+++ Materials provided
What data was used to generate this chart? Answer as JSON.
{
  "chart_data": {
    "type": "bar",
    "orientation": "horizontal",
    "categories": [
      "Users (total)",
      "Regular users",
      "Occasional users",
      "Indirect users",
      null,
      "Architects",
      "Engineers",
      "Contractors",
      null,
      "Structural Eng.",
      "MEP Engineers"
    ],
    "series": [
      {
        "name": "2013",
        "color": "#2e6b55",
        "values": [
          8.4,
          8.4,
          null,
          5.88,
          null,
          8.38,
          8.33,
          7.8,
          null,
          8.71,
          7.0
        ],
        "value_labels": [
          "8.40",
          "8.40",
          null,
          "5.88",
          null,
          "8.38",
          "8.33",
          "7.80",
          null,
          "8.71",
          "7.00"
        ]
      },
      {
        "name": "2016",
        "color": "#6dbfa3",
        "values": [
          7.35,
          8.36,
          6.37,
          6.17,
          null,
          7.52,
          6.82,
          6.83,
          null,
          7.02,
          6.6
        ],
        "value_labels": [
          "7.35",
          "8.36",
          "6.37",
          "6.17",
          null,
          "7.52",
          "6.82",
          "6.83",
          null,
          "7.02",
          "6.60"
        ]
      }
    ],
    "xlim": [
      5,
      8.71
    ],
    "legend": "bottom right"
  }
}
++++++
▶ **Brief**: Print the material verbatim, all of it.

▶ **Completed exercise**:
What data was used to generate this chart? Answer as JSON.
{
  "chart_data": {
    "type": "bar",
    "orientation": "horizontal",
    "categories": [
      "Users (total)",
      "Regular users",
      "Occasional users",
      "Indirect users",
      null,
      "Architects",
      "Engineers",
      "Contractors",
      null,
      "Structural Eng.",
      "MEP Engineers"
    ],
    "series": [
      {
        "name": "2013",
        "color": "#2e6b55",
        "values": [
          8.4,
          8.4,
          null,
          5.88,
          null,
          8.38,
          8.33,
          7.8,
          null,
          8.71,
          7.0
        ],
        "value_labels": [
          "8.40",
          "8.40",
          null,
          "5.88",
          null,
          "8.38",
          "8.33",
          "7.80",
          null,
          "8.71",
          "7.00"
        ]
      },
      {
        "name": "2016",
        "color": "#6dbfa3",
        "values": [
          7.35,
          8.36,
          6.37,
          6.17,
          null,
          7.52,
          6.82,
          6.83,
          null,
          7.02,
          6.6
        ],
        "value_labels": [
          "7.35",
          "8.36",
          "6.37",
          "6.17",
          null,
          "7.52",
          "6.82",
          "6.83",
          null,
          "7.02",
          "6.60"
        ]
      }
    ],
    "xlim": [
      5,
      8.71
    ],
    "legend": "bottom right"
  }
}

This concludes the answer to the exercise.